* Task statement *
Set down every record once more, exactly as given.

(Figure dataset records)
• • • • • • •
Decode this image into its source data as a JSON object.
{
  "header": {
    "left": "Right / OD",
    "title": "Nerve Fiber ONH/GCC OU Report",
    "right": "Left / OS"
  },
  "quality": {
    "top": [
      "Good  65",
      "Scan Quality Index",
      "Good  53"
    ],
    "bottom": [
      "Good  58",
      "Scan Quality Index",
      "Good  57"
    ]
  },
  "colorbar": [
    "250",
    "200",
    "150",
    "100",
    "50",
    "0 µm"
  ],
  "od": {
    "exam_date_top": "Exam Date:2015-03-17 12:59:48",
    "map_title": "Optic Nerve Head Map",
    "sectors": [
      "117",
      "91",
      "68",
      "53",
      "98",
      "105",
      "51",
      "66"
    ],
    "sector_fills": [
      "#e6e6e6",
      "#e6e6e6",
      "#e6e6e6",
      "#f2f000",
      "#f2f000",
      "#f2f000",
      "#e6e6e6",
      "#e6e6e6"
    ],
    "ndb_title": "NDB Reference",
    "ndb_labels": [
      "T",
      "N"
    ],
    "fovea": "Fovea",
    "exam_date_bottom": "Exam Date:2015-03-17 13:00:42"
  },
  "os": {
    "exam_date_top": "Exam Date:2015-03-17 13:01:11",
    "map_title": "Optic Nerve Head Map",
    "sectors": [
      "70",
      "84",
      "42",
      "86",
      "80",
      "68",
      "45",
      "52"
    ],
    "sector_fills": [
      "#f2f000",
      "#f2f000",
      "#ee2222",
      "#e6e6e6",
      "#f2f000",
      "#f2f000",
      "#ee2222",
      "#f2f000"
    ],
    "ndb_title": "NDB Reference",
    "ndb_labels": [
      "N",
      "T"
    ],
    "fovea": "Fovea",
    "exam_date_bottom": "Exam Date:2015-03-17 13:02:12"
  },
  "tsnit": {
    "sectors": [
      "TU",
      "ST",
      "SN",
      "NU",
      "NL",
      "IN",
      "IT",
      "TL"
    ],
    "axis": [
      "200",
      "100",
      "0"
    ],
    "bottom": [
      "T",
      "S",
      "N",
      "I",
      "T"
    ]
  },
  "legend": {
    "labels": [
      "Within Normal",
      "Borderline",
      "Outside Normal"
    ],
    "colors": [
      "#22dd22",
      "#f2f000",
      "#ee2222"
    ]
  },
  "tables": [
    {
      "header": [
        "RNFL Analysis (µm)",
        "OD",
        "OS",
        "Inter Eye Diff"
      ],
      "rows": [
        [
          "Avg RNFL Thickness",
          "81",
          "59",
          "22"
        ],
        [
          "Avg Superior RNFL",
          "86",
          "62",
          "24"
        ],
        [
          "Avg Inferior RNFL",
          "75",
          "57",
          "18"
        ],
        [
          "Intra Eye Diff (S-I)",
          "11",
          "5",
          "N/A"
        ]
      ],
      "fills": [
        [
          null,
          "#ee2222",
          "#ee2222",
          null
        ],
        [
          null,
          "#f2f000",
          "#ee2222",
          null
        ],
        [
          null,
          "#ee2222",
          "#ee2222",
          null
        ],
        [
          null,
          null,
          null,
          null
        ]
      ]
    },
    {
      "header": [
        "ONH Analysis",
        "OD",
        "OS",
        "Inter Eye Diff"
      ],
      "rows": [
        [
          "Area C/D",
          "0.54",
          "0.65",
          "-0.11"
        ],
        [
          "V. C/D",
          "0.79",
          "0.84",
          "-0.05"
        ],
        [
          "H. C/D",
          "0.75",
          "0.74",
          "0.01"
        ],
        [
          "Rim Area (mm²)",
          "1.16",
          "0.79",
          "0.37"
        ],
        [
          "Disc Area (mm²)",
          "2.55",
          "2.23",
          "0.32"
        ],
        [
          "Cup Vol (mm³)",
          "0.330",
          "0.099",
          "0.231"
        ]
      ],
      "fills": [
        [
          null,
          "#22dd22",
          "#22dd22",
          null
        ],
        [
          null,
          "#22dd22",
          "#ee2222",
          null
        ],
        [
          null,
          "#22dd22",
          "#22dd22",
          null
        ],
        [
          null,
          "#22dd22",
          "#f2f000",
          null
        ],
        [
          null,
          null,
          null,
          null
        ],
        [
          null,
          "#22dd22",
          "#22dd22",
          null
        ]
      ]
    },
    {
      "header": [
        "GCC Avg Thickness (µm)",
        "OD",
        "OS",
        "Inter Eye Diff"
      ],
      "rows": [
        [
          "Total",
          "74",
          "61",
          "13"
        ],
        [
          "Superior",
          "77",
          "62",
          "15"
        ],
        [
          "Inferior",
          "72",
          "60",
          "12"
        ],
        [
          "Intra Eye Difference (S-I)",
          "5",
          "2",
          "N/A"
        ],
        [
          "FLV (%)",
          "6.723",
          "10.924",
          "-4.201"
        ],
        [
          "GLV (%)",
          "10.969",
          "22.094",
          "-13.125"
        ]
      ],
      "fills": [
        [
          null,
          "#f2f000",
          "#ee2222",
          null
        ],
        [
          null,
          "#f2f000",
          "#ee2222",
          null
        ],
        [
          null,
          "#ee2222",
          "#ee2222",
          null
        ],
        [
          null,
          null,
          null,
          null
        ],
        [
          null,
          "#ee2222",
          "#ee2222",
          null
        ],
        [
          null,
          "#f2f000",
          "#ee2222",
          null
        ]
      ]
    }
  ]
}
• • • • • • •
* Answer in full *
Decode this image into its source data as a JSON object.
{
  "header": {
    "left": "Right / OD",
    "title": "Nerve Fiber ONH/GCC OU Report",
    "right": "Left / OS"
  },
  "quality": {
    "top": [
      "Good  65",
      "Scan Quality Index",
      "Good  53"
    ],
    "bottom": [
      "Good  58",
      "Scan Quality Index",
      "Good  57"
    ]
  },
  "colorbar": [
    "250",
    "200",
    "150",
    "100",
    "50",
    "0 µm"
  ],
  "od": {
    "exam_date_top": "Exam Date:2015-03-17 12:59:48",
    "map_title": "Optic Nerve Head Map",
    "sectors": [
      "117",
      "91",
      "68",
      "53",
      "98",
      "105",
      "51",
      "66"
    ],
    "sector_fills": [
      "#e6e6e6",
      "#e6e6e6",
      "#e6e6e6",
      "#f2f000",
      "#f2f000",
      "#f2f000",
      "#e6e6e6",
      "#e6e6e6"
    ],
    "ndb_title": "NDB Reference",
    "ndb_labels": [
      "T",
      "N"
    ],
    "fovea": "Fovea",
    "exam_date_bottom": "Exam Date:2015-03-17 13:00:42"
  },
  "os": {
    "exam_date_top": "Exam Date:2015-03-17 13:01:11",
    "map_title": "Optic Nerve Head Map",
    "sectors": [
      "70",
      "84",
      "42",
      "86",
      "80",
      "68",
      "45",
      "52"
    ],
    "sector_fills": [
      "#f2f000",
      "#f2f000",
      "#ee2222",
      "#e6e6e6",
      "#f2f000",
      "#f2f000",
      "#ee2222",
      "#f2f000"
    ],
    "ndb_title": "NDB Reference",
    "ndb_labels": [
      "N",
      "T"
    ],
    "fovea": "Fovea",
    "exam_date_bottom": "Exam Date:2015-03-17 13:02:12"
  },
  "tsnit": {
    "sectors": [
      "TU",
      "ST",
      "SN",
      "NU",
      "NL",
      "IN",
      "IT",
      "TL"
    ],
    "axis": [
      "200",
      "100",
      "0"
    ],
    "bottom": [
      "T",
      "S",
      "N",
      "I",
      "T"
    ]
  },
  "legend": {
    "labels": [
      "Within Normal",
      "Borderline",
      "Outside Normal"
    ],
    "colors": [
      "#22dd22",
      "#f2f000",
      "#ee2222"
    ]
  },
  "tables": [
    {
      "header": [
        "RNFL Analysis (µm)",
        "OD",
        "OS",
        "Inter Eye Diff"
      ],
      "rows": [
        [
          "Avg RNFL Thickness",
          "81",
          "59",
          "22"
        ],
        [
          "Avg Superior RNFL",
          "86",
          "62",
          "24"
        ],
        [
          "Avg Inferior RNFL",
          "75",
          "57",
          "18"
        ],
        [
          "Intra Eye Diff (S-I)",
          "11",
          "5",
          "N/A"
        ]
      ],
      "fills": [
        [
          null,
          "#ee2222",
          "#ee2222",
          null
        ],
        [
          null,
          "#f2f000",
          "#ee2222",
          null
        ],
        [
          null,
          "#ee2222",
          "#ee2222",
          null
        ],
        [
          null,
          null,
          null,
          null
        ]
      ]
    },
    {
      "header": [
        "ONH Analysis",
        "OD",
        "OS",
        "Inter Eye Diff"
      ],
      "rows": [
        [
          "Area C/D",
          "0.54",
          "0.65",
          "-0.11"
        ],
        [
          "V. C/D",
          "0.79",
          "0.84",
          "-0.05"
        ],
        [
          "H. C/D",
          "0.75",
          "0.74",
          "0.01"
        ],
        [
          "Rim Area (mm²)",
          "1.16",
          "0.79",
          "0.37"
        ],
        [
          "Disc Area (mm²)",
          "2.55",
          "2.23",
          "0.32"
        ],
        [
          "Cup Vol (mm³)",
          "0.330",
          "0.099",
          "0.231"
        ]
      ],
      "fills": [
        [
          null,
          "#22dd22",
          "#22dd22",
          null
        ],
        [
          null,
          "#22dd22",
          "#ee2222",
          null
        ],
        [
          null,
          "#22dd22",
          "#22dd22",
          null
        ],
        [
          null,
          "#22dd22",
          "#f2f000",
          null
        ],
        [
          null,
          null,
          null,
          null
        ],
        [
          null,
          "#22dd22",
          "#22dd22",
          null
        ]
      ]
    },
    {
      "header": [
        "GCC Avg Thickness (µm)",
        "OD",
        "OS",
        "Inter Eye Diff"
      ],
      "rows": [
        [
          "Total",
          "74",
          "61",
          "13"
        ],
        [
          "Superior",
          "77",
          "62",
          "15"
        ],
        [
          "Inferior",
          "72",
          "60",
          "12"
        ],
        [
          "Intra Eye Difference (S-I)",
          "5",
          "2",
          "N/A"
        ],
        [
          "FLV (%)",
          "6.723",
          "10.924",
          "-4.201"
        ],
        [
          "GLV (%)",
          "10.969",
          "22.094",
          "-13.125"
        ]
      ],
      "fills": [
        [
          null,
          "#f2f000",
          "#ee2222",
          null
        ],
        [
          null,
          "#f2f000",
          "#ee2222",
          null
        ],
        [
          null,
          "#ee2222",
          "#ee2222",
          null
        ],
        [
          null,
          null,
          null,
          null
        ],
        [
          null,
          "#ee2222",
          "#ee2222",
          null
        ],
        [
          null,
          "#f2f000",
          "#ee2222",
          null
        ]
      ]
    }
  ]
}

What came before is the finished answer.